STATED TASK - Print each line of the listing once more, precisely as given.

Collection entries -
------

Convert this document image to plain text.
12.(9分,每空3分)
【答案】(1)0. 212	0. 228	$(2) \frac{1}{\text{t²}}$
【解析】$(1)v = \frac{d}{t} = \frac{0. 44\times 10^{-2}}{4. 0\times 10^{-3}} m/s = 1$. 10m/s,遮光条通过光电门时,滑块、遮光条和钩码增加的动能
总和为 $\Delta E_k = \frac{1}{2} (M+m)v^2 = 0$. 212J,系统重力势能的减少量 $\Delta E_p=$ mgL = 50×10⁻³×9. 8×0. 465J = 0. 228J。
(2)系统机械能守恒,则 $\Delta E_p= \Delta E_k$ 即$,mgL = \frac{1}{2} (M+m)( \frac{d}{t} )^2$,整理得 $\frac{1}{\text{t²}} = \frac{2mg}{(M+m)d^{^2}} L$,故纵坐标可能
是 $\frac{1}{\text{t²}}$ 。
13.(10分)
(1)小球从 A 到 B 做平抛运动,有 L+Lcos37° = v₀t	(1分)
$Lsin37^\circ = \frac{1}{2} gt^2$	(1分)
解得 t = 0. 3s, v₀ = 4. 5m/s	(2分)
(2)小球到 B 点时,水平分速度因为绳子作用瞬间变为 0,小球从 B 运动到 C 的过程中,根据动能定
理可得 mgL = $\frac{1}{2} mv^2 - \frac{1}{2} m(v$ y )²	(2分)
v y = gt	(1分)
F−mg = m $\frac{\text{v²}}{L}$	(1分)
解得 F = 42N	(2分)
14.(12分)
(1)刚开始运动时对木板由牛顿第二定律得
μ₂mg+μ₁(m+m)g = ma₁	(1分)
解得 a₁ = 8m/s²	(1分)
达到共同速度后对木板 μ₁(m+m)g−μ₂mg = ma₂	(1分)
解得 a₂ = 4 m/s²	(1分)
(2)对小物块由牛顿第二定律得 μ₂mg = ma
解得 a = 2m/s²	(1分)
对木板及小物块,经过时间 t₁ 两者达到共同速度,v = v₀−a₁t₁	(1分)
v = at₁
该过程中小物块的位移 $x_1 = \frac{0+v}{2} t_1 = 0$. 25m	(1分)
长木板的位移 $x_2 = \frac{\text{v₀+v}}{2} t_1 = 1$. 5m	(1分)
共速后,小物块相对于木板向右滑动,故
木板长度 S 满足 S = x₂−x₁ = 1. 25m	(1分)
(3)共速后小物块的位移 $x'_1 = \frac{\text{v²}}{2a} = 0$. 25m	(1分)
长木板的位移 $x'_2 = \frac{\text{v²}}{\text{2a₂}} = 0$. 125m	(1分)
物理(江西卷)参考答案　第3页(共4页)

------

RESULT OF THE EXERCISE -
Convert this document image to plain text.
12.(9分,每空3分)
【答案】(1)0. 212	0. 228	$(2) \frac{1}{\text{t²}}$
【解析】$(1)v = \frac{d}{t} = \frac{0. 44\times 10^{-2}}{4. 0\times 10^{-3}} m/s = 1$. 10m/s,遮光条通过光电门时,滑块、遮光条和钩码增加的动能
总和为 $\Delta E_k = \frac{1}{2} (M+m)v^2 = 0$. 212J,系统重力势能的减少量 $\Delta E_p=$ mgL = 50×10⁻³×9. 8×0. 465J = 0. 228J。
(2)系统机械能守恒,则 $\Delta E_p= \Delta E_k$ 即$,mgL = \frac{1}{2} (M+m)( \frac{d}{t} )^2$,整理得 $\frac{1}{\text{t²}} = \frac{2mg}{(M+m)d^{^2}} L$,故纵坐标可能
是 $\frac{1}{\text{t²}}$ 。
13.(10分)
(1)小球从 A 到 B 做平抛运动,有 L+Lcos37° = v₀t	(1分)
$Lsin37^\circ = \frac{1}{2} gt^2$	(1分)
解得 t = 0. 3s, v₀ = 4. 5m/s	(2分)
(2)小球到 B 点时,水平分速度因为绳子作用瞬间变为 0,小球从 B 运动到 C 的过程中,根据动能定
理可得 mgL = $\frac{1}{2} mv^2 - \frac{1}{2} m(v$ y )²	(2分)
v y = gt	(1分)
F−mg = m $\frac{\text{v²}}{L}$	(1分)
解得 F = 42N	(2分)
14.(12分)
(1)刚开始运动时对木板由牛顿第二定律得
μ₂mg+μ₁(m+m)g = ma₁	(1分)
解得 a₁ = 8m/s²	(1分)
达到共同速度后对木板 μ₁(m+m)g−μ₂mg = ma₂	(1分)
解得 a₂ = 4 m/s²	(1分)
(2)对小物块由牛顿第二定律得 μ₂mg = ma
解得 a = 2m/s²	(1分)
对木板及小物块,经过时间 t₁ 两者达到共同速度,v = v₀−a₁t₁	(1分)
v = at₁
该过程中小物块的位移 $x_1 = \frac{0+v}{2} t_1 = 0$. 25m	(1分)
长木板的位移 $x_2 = \frac{\text{v₀+v}}{2} t_1 = 1$. 5m	(1分)
共速后,小物块相对于木板向右滑动,故
木板长度 S 满足 S = x₂−x₁ = 1. 25m	(1分)
(3)共速后小物块的位移 $x'_1 = \frac{\text{v²}}{2a} = 0$. 25m	(1分)
长木板的位移 $x'_2 = \frac{\text{v²}}{\text{2a₂}} = 0$. 125m	(1分)
物理(江西卷)参考答案　第3页(共4页)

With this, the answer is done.